Work instructions
Find every line with the word "Получателя". Copy those lines.

Supplied entries
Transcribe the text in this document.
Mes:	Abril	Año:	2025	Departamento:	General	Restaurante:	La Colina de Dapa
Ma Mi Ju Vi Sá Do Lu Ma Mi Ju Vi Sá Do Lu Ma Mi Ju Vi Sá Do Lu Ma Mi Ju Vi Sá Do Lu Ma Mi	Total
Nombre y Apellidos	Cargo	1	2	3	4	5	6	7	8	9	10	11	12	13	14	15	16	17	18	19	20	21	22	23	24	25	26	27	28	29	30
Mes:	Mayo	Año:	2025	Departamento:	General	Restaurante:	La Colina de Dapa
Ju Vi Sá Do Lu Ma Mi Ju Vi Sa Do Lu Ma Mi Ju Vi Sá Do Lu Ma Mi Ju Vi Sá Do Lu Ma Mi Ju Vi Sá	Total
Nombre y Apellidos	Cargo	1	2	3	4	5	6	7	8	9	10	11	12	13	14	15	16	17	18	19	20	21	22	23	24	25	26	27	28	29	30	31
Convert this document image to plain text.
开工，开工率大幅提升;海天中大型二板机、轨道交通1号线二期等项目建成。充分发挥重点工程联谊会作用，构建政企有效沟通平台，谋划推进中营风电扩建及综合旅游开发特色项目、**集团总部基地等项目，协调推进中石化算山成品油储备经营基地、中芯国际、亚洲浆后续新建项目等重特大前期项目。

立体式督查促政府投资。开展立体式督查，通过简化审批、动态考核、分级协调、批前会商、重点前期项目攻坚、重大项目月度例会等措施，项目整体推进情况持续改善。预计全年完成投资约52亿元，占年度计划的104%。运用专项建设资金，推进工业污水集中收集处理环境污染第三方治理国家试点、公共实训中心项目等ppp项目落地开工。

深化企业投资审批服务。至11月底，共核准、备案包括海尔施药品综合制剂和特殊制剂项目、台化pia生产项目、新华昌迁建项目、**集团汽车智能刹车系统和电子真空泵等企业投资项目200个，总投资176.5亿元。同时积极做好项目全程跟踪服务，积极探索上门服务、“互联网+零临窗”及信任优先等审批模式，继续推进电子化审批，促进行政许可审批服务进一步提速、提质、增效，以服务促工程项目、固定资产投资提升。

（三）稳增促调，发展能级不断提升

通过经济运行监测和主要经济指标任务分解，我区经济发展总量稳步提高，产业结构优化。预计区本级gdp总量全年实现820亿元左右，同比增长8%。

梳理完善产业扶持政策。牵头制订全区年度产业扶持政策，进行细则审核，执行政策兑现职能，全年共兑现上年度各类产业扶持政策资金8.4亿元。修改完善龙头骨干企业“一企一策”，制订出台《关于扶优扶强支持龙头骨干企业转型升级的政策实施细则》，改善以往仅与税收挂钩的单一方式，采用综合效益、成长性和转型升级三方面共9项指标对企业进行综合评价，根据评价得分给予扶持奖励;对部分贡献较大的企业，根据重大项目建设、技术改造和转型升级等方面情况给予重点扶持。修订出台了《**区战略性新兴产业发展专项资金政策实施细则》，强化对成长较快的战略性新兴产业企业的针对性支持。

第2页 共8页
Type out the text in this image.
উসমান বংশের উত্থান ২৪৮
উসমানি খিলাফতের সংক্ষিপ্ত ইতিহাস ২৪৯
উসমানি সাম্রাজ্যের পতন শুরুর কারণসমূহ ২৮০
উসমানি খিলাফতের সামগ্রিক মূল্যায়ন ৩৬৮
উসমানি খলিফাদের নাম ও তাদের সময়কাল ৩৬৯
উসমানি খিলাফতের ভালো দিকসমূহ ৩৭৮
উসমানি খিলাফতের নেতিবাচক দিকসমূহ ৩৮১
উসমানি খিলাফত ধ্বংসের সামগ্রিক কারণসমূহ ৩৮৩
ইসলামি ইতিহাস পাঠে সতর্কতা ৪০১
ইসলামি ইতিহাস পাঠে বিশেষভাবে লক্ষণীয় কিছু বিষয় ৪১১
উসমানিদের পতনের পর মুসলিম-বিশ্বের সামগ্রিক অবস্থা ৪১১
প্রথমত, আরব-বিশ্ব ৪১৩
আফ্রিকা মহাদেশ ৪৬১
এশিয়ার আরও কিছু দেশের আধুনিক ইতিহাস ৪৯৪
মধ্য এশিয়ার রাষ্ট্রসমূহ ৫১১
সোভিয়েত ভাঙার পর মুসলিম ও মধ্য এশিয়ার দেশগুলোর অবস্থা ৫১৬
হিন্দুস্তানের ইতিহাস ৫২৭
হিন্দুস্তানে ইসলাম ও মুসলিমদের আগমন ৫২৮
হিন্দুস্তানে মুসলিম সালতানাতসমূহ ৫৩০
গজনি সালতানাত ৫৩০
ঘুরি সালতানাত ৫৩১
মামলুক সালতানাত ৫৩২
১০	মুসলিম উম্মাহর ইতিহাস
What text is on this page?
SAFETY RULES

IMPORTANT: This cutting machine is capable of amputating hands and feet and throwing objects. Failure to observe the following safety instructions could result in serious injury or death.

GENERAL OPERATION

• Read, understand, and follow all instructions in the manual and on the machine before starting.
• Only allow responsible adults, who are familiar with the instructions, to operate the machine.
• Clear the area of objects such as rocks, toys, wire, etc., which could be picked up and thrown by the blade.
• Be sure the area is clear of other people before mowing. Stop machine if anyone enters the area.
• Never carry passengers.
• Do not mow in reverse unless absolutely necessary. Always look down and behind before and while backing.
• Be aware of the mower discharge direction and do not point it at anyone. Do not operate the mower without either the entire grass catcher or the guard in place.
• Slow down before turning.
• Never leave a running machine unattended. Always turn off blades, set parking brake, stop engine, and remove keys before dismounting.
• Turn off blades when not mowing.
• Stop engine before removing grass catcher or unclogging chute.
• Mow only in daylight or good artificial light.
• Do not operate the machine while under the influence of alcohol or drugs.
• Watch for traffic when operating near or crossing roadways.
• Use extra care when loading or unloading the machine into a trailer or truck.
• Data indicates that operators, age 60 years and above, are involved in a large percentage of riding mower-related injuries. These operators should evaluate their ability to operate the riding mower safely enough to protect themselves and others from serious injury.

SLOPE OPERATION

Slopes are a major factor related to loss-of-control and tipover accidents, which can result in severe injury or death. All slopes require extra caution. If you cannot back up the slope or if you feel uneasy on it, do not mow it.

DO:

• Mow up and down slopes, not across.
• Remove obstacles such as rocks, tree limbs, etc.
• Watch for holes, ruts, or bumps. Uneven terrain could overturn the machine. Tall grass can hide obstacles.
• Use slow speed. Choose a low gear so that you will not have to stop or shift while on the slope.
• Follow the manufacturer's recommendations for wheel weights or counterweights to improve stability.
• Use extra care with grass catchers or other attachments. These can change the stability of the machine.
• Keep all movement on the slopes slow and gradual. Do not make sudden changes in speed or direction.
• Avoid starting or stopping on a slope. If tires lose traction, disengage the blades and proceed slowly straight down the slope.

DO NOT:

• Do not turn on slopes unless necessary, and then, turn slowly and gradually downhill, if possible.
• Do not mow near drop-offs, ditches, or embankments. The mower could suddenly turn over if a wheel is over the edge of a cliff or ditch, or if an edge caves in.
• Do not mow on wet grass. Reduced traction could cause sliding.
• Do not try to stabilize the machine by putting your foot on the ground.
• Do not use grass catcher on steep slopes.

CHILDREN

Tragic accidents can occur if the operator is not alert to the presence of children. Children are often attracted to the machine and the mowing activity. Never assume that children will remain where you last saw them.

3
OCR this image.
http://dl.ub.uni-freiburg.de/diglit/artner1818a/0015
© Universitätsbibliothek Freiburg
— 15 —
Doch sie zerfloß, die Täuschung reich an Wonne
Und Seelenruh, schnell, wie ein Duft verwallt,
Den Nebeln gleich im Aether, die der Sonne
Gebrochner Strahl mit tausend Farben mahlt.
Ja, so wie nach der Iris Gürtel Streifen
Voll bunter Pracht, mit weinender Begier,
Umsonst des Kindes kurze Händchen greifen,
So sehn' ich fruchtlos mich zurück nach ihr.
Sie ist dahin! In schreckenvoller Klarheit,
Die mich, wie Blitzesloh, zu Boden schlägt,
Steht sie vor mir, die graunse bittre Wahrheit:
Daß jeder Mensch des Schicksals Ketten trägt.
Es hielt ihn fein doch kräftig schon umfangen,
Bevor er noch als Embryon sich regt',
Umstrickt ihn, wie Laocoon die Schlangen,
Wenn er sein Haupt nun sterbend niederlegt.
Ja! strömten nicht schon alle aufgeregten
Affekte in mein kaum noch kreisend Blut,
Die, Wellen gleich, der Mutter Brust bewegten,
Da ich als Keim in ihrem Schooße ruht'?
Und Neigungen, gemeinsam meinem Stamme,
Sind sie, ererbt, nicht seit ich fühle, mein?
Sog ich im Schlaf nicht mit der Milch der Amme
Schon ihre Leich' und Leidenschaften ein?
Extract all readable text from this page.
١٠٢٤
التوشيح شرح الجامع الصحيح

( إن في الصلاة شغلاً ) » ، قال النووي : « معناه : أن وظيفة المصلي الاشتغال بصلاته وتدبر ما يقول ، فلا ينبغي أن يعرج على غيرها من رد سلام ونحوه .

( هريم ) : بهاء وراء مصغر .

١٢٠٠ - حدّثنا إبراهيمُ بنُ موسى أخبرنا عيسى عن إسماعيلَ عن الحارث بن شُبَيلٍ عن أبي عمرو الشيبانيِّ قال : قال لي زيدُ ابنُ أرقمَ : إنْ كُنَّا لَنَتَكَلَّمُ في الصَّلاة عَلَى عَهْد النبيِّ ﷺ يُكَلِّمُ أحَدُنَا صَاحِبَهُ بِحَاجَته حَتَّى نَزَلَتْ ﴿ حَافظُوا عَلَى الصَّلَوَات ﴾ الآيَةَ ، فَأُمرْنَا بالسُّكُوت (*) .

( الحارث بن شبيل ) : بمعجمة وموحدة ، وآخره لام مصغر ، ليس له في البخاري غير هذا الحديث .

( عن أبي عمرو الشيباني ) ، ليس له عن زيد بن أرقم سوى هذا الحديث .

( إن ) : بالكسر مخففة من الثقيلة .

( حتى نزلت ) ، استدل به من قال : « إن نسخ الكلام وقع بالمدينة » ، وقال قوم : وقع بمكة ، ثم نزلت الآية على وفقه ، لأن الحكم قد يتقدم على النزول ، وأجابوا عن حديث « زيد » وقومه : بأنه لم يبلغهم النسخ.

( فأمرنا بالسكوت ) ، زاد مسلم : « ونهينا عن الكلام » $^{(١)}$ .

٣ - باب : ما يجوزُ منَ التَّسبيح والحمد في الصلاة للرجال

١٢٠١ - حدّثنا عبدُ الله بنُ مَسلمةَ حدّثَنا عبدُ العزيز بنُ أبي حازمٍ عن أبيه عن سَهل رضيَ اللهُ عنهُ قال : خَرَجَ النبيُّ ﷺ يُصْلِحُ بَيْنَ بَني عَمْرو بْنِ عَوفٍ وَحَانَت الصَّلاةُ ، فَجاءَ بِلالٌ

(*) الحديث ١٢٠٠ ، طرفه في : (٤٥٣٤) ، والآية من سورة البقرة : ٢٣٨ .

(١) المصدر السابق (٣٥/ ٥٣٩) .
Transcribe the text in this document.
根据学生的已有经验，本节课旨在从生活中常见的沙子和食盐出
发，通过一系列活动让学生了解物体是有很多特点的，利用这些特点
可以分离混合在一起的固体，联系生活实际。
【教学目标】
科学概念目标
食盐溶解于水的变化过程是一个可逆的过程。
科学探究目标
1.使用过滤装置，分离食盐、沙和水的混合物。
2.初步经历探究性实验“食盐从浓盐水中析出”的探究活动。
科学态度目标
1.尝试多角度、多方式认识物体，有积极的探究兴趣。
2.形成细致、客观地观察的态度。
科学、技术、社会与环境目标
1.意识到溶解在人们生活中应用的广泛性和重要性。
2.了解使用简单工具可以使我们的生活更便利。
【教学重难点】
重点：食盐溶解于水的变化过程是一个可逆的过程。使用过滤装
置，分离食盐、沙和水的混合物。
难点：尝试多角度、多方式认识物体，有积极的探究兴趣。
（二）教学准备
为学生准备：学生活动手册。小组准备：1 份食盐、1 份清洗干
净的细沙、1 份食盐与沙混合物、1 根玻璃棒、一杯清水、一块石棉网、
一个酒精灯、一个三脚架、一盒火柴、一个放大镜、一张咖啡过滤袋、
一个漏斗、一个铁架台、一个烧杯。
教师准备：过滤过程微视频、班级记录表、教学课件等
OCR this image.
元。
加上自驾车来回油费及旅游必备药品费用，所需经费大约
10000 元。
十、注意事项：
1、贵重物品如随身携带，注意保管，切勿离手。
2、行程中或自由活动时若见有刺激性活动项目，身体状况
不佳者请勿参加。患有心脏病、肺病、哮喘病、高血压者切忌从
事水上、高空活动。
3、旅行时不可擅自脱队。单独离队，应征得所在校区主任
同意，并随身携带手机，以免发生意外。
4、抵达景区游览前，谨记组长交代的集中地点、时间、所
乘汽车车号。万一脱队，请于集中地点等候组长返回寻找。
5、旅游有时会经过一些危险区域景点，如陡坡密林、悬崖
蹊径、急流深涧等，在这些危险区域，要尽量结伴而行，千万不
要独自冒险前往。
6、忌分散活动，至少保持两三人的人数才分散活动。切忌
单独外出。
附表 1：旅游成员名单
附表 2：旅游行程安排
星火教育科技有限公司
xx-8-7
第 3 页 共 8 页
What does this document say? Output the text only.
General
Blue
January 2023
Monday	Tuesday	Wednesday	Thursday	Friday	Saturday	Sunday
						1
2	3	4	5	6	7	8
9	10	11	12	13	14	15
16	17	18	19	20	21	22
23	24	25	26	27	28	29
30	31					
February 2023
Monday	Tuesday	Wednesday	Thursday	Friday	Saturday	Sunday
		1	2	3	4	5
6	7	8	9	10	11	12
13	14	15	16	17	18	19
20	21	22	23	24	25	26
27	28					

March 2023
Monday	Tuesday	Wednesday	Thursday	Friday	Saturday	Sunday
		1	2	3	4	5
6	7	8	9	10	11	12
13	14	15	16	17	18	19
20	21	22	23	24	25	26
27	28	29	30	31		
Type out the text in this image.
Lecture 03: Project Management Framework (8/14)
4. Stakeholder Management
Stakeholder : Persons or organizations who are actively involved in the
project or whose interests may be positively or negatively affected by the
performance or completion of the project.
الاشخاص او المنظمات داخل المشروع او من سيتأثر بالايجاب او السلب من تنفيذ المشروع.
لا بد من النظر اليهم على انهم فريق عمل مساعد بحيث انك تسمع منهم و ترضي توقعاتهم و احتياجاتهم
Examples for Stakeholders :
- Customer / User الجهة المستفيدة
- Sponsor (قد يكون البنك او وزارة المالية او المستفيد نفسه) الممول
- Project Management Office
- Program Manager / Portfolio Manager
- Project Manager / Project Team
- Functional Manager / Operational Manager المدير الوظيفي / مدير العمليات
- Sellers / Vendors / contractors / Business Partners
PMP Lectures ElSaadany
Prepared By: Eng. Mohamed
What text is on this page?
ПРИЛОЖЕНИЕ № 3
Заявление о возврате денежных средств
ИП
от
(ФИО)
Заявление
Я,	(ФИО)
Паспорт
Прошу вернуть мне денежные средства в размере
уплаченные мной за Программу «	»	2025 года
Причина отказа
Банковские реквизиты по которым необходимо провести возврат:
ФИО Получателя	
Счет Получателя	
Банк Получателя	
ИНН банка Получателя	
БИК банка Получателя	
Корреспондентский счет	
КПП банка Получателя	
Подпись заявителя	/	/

Solution to this exercise
ФИО Получателя	
Счет Получателя	
Банк Получателя	
ИНН банка Получателя	
БИК банка Получателя	
КПП банка Получателя	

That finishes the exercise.